• [Source text]
· · · · · · ·
The Apricot Capital of the World

Central Valley Apricot Orchards, Patterson

I drove over the Coastal hills in early June with some friends to experience the Apricot Fiesta in Patterson, the “Apricot Capitol of the World” and to visit George Bonacich at his Apricot ranch nearby. My first impressions of apricot orchards, Central Valley style?  They are big and so are the fruit! The contrast between lush, irrigated orchards and the surrounding dry grassland hills is striking too. I felt a little like Dorothy, leaving my memories of the fertile, temperate, and forested Santa Clara Valley behind for this arid region of large scale orchard agriculture,”…we’re not in Kansas anymore!”

 

Drying Yard

California’s Central Valley has a dramatically different climate and landscape than the Bay Area where apricot orchards were first cultivated in California. From the late 1800s through the 1960s, Santa Clara County was the “Apricot Capital of the World”, though it never boasted the title, with over 18,000 acres planted in Apricots at its peak. Renowned for its extravagant beauty as the Valley of Heart’s Delight, Santa Clara County enjoyed a unique confluence of benign climate, family farming culture and technological development. The post-war boom brought a swift end to this way of life and by the 1970s, Stanislaus County claimed title as the Apricot Capital with just 8,000 acres of apricots, due to the  phenomenal pace of urbanization in the Bay Area and loss of agricultural land.
· · · · · · ·
• [Entries shown]
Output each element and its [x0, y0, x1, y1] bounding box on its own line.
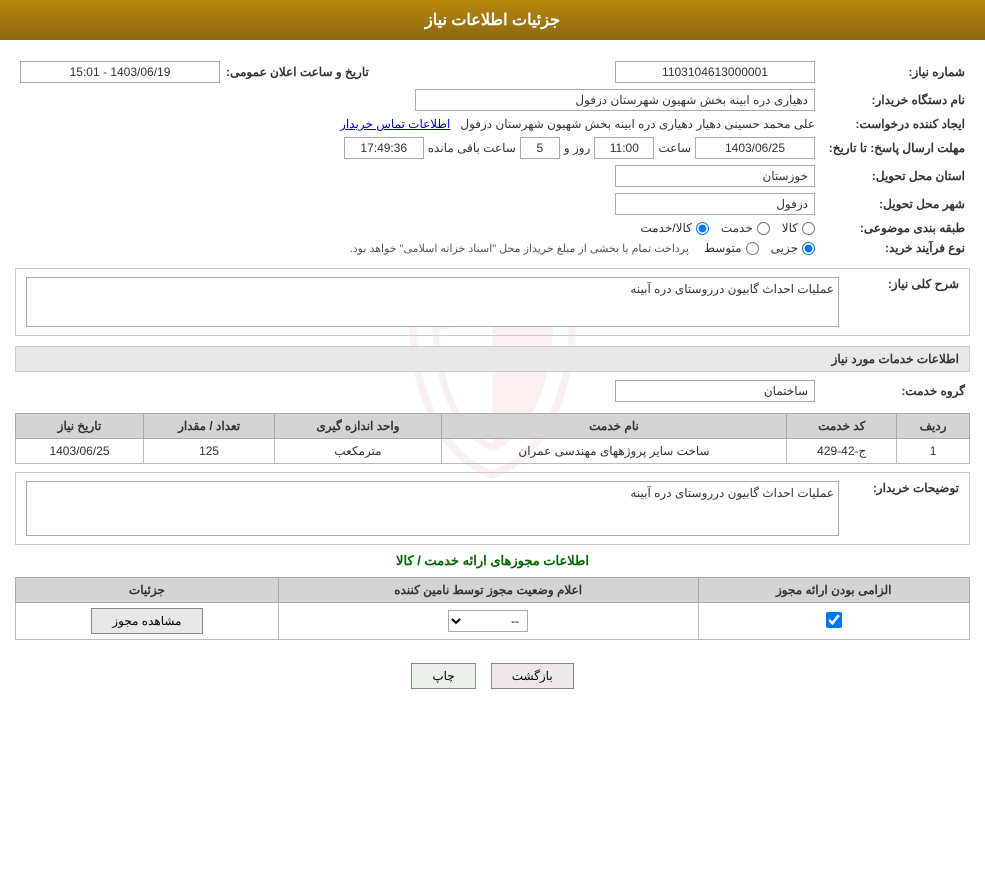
license-required-cell	[698, 603, 970, 640]
deadline-remaining-label: ساعت باقی مانده	[428, 141, 516, 155]
col-code: کد خدمت	[787, 414, 897, 439]
need-description-label: شرح کلی نیاز:	[839, 277, 959, 291]
category-option-kala[interactable]: کالا	[782, 221, 815, 235]
purchase-type-motavasset[interactable]: متوسط	[704, 241, 759, 255]
view-license-button[interactable]: مشاهده مجوز	[91, 608, 202, 634]
license-required-checkbox[interactable]	[826, 612, 842, 628]
purchase-type-jozi[interactable]: جزیی	[771, 241, 815, 255]
license-col-details: جزئیات	[16, 578, 279, 603]
deadline-label: مهلت ارسال پاسخ: تا تاریخ:	[815, 141, 965, 155]
deadline-date: 1403/06/25	[695, 137, 815, 159]
col-row: ردیف	[897, 414, 970, 439]
buyer-name-label: نام دستگاه خریدار:	[815, 93, 965, 107]
page-title: جزئیات اطلاعات نیاز	[0, 0, 985, 40]
category-option-khedmat[interactable]: خدمت	[721, 221, 770, 235]
back-button[interactable]: بازگشت	[491, 663, 574, 689]
purchase-type-radio-group: جزیی متوسط	[704, 241, 815, 255]
service-group-label: گروه خدمت:	[815, 384, 965, 398]
license-row: -- مشاهده مجوز	[16, 603, 970, 640]
print-button[interactable]: چاپ	[411, 663, 475, 689]
col-name: نام خدمت	[441, 414, 787, 439]
buyer-description-value: عملیات احداث گابیون درروستای دره آبینه	[26, 481, 839, 536]
license-table: الزامی بودن ارائه مجوز اعلام وضعیت مجوز …	[15, 577, 970, 640]
need-number-label: شماره نیاز:	[815, 65, 965, 79]
city-label: شهر محل تحویل:	[815, 197, 965, 211]
announcement-label: تاریخ و ساعت اعلان عمومی:	[226, 65, 369, 79]
col-quantity: تعداد / مقدار	[143, 414, 274, 439]
purchase-type-note: پرداخت تمام یا بخشی از مبلغ خریداز محل "…	[350, 242, 689, 255]
license-col-status: اعلام وضعیت مجوز توسط نامین کننده	[278, 578, 698, 603]
category-option-kala-khedmat[interactable]: کالا/خدمت	[640, 221, 708, 235]
need-number-value: 1103104613000001	[615, 61, 815, 83]
bottom-buttons-area: بازگشت چاپ	[15, 648, 970, 704]
province-label: استان محل تحویل:	[815, 169, 965, 183]
license-col-required: الزامی بودن ارائه مجوز	[698, 578, 970, 603]
col-date: تاریخ نیاز	[16, 414, 144, 439]
license-status-select[interactable]: --	[448, 610, 528, 632]
services-section-title: اطلاعات خدمات مورد نیاز	[15, 346, 970, 372]
license-section-title: اطلاعات مجوزهای ارائه خدمت / کالا	[15, 553, 970, 569]
purchase-type-label: نوع فرآیند خرید:	[815, 241, 965, 255]
license-status-cell: --	[278, 603, 698, 640]
col-unit: واحد اندازه گیری	[275, 414, 441, 439]
license-details-cell: مشاهده مجوز	[16, 603, 279, 640]
city-value: دزفول	[615, 193, 815, 215]
deadline-remaining: 17:49:36	[344, 137, 424, 159]
deadline-time-label: ساعت	[658, 141, 691, 155]
category-label: طبقه بندی موضوعی:	[815, 221, 965, 235]
deadline-time: 11:00	[594, 137, 654, 159]
services-table: ردیف کد خدمت نام خدمت واحد اندازه گیری ت…	[15, 413, 970, 464]
province-value: خوزستان	[615, 165, 815, 187]
category-radio-group: کالا خدمت کالا/خدمت	[640, 221, 815, 235]
requester-label: ایجاد کننده درخواست:	[815, 117, 965, 131]
buyer-description-label: توضیحات خریدار:	[839, 481, 959, 495]
need-description-value: عملیات احداث گابیون درروستای دره آبینه	[26, 277, 839, 327]
deadline-days-label: روز و	[564, 141, 591, 155]
requester-value: علی محمد حسینی دهیار دهیاری دره ابینه بخ…	[460, 117, 815, 131]
deadline-days: 5	[520, 137, 560, 159]
buyer-name-value: دهیاری دره ابینه بخش شهیون شهرستان دزفول	[415, 89, 815, 111]
table-row: 1 ج-42-429 ساخت سایر پروژههای مهندسی عمر…	[16, 439, 970, 464]
announcement-value: 1403/06/19 - 15:01	[20, 61, 220, 83]
requester-contact-link[interactable]: اطلاعات تماس خریدار	[340, 117, 450, 131]
service-group-value: ساختمان	[615, 380, 815, 402]
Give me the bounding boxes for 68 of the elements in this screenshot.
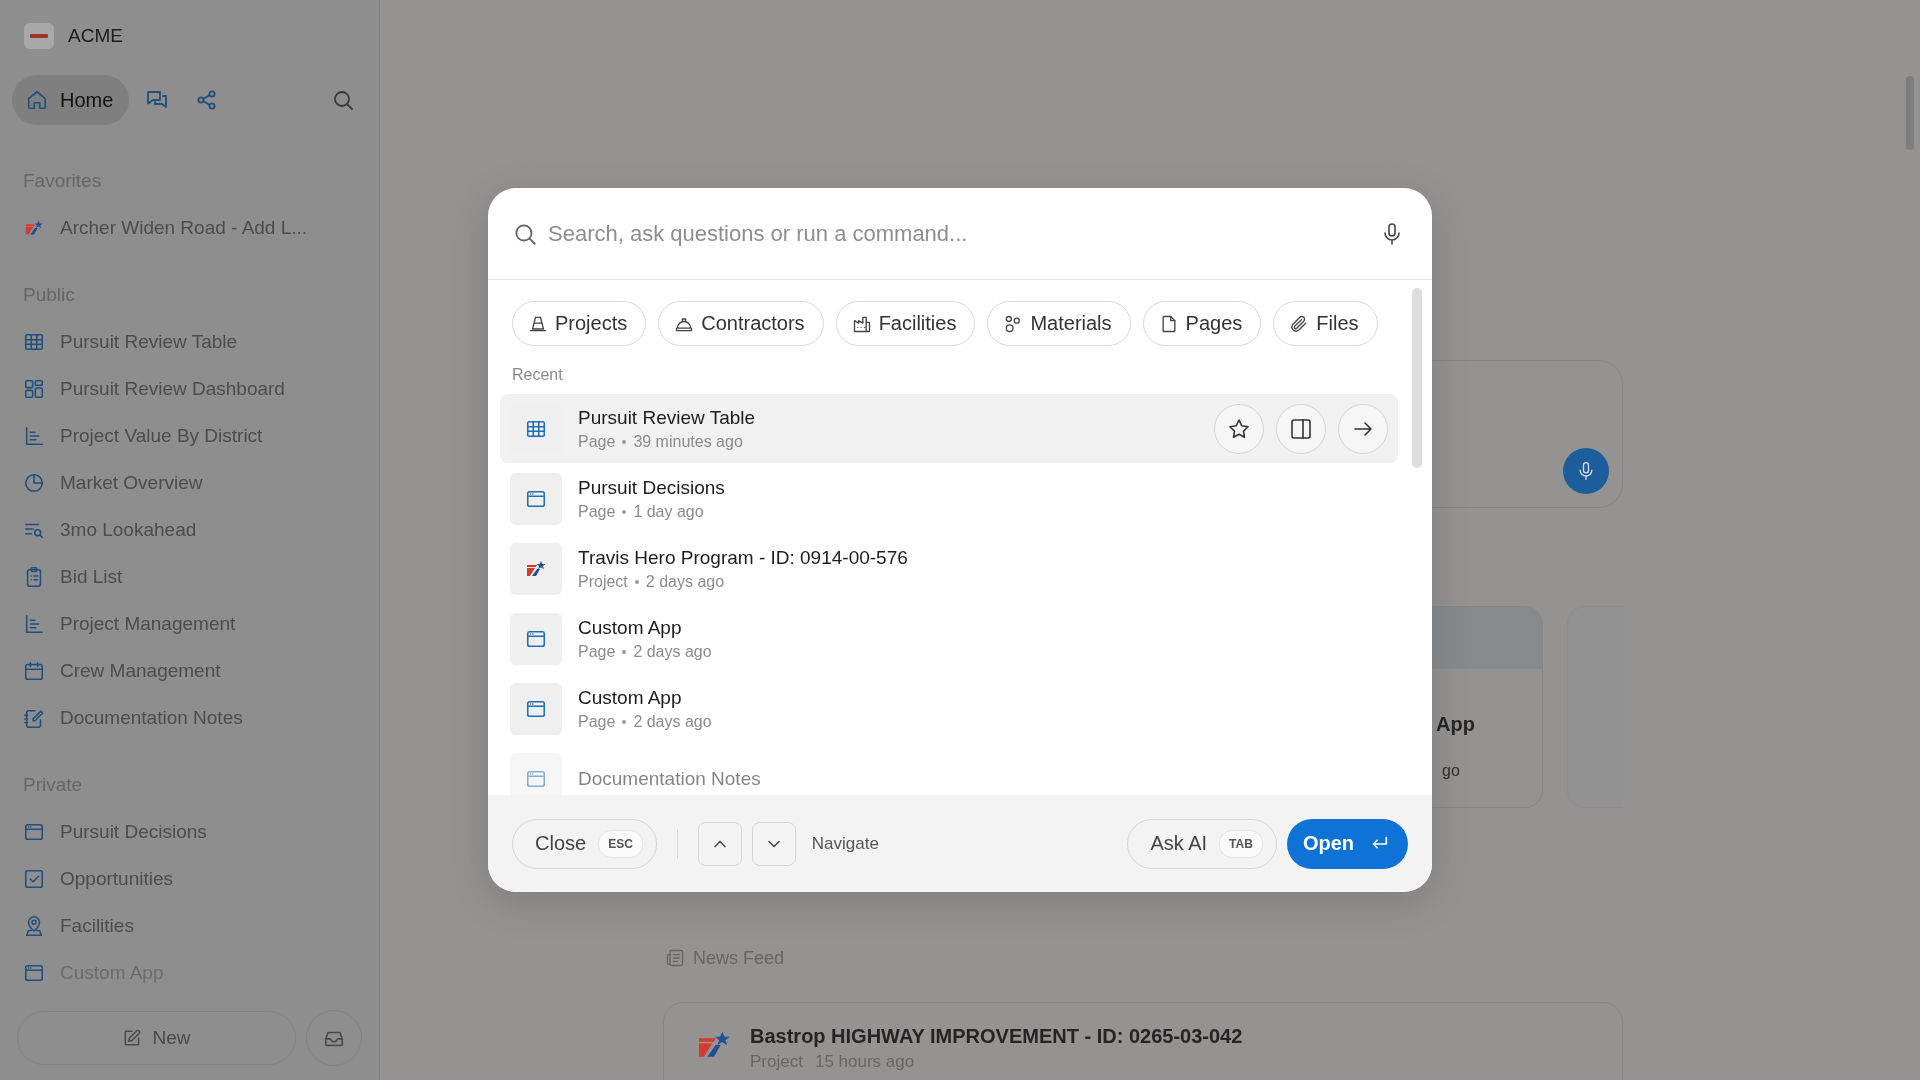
recent-item[interactable]: Travis Hero Program - ID: 0914-00-576 Project 2 days ago [500,534,1398,603]
search-icon [331,88,355,112]
open-button[interactable]: Open [1286,818,1408,869]
item-type: Page [578,642,616,661]
star-icon [1227,416,1251,441]
item-title: Travis Hero Program - ID: 0914-00-576 [578,546,909,569]
edit-icon [122,1028,143,1048]
ask-ai-button[interactable]: Ask AI TAB [1127,818,1277,869]
newspaper-icon [665,948,685,968]
section-title: Recent [511,365,564,385]
sidebar-item[interactable]: Bid List [0,553,379,600]
sidebar-item[interactable]: Crew Management [0,647,379,694]
feed-title: Bastrop HIGHWAY IMPROVEMENT - ID: 0265-03-042 [750,1025,1243,1048]
shortcut-key: TAB [1219,829,1263,858]
sidebar-item[interactable]: Pursuit Review Table [0,318,379,365]
shortcut-key: ESC [598,829,643,858]
filter-chip[interactable]: Files [1273,301,1378,346]
card-meta: go [1441,761,1461,780]
home-icon [26,89,48,111]
recent-item[interactable]: Pursuit Review Table Page 39 minutes ago [500,394,1398,463]
sidebar-item[interactable]: Project Value By District [0,412,379,459]
bar-chart-icon [23,612,45,635]
item-type: Page [578,502,616,521]
item-type: Page [578,712,616,731]
item-time: 2 days ago [645,572,725,591]
item-title: Pursuit Decisions [578,476,726,499]
sidebar-item[interactable]: Pursuit Decisions [0,808,379,855]
sidebar-item[interactable]: Archer Widen Road - Add L... [0,204,379,251]
sidebar-item[interactable]: Opportunities [0,855,379,902]
open-arrow-button[interactable] [1338,403,1388,454]
item-time: 2 days ago [633,712,712,731]
item-type: Project [578,572,628,591]
brand-name: ACME [68,25,123,47]
item-time: 2 days ago [633,642,712,661]
side-panel-button[interactable] [1276,403,1326,454]
favorite-button[interactable] [1214,403,1264,454]
close-button[interactable]: Close ESC [512,818,657,869]
sidebar-item[interactable]: 3mo Lookahead [0,506,379,553]
filter-chip[interactable]: Contractors [658,301,824,346]
filter-chip[interactable]: Materials [987,301,1131,346]
navigate-hint: Navigate [811,833,879,854]
filter-chip[interactable]: Projects [512,301,647,346]
calendar-icon [23,659,45,682]
card-title: App [1435,712,1476,736]
logo-icon [24,23,54,49]
recent-item[interactable]: Pursuit Decisions Page 1 day ago [500,464,1398,533]
location-pin-icon [23,914,45,937]
sidebar-item[interactable]: Pursuit Review Dashboard [0,365,379,412]
item-title: Custom App [578,686,683,709]
sidebar-item[interactable]: Facilities [0,902,379,949]
scrollbar-thumb[interactable] [1412,288,1422,468]
filter-chip[interactable]: Facilities [835,301,976,346]
pie-chart-icon [23,471,45,494]
grid-icon [23,377,45,400]
item-title: Custom App [578,616,683,639]
item-title: Pursuit Review Table [578,406,757,429]
panel-icon [1289,416,1313,441]
checkbox-icon [23,867,45,890]
item-time: 1 day ago [633,502,704,521]
bar-chart-icon [23,424,45,447]
sidebar-item[interactable]: Project Management [0,600,379,647]
sidebar-item[interactable]: Market Overview [0,459,379,506]
item-type: Page [578,432,616,451]
home-tab[interactable]: Home [12,75,130,125]
sidebar-item[interactable]: Documentation Notes [0,694,379,741]
item-title: Documentation Notes [578,767,762,790]
item-time: 39 minutes ago [633,432,743,451]
filter-chip[interactable]: Pages [1142,301,1262,346]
· · · · · · ·
• [What to work on]
From the text on Central Valley apricot orchards, extract the passage starting with "California’s Central Valley" and going on through "of agricultural land.", copied word for word.

• [Response]
California’s Central Valley has a dramatically different climate and landscape than the Bay Area where apricot orchards were first cultivated in California. From the late 1800s through the 1960s, Santa Clara County was the “Apricot Capital of the World”, though it never boasted the title, with over 18,000 acres planted in Apricots at its peak. Renowned for its extravagant beauty as the Valley of Heart’s Delight, Santa Clara County enjoyed a unique confluence of benign climate, family farming culture and technological development. The post-war boom brought a swift end to this way of life and by the 1970s, Stanislaus County claimed title as the Apricot Capital with just 8,000 acres of apricots, due to the  phenomenal pace of urbanization in the Bay Area and loss of agricultural land.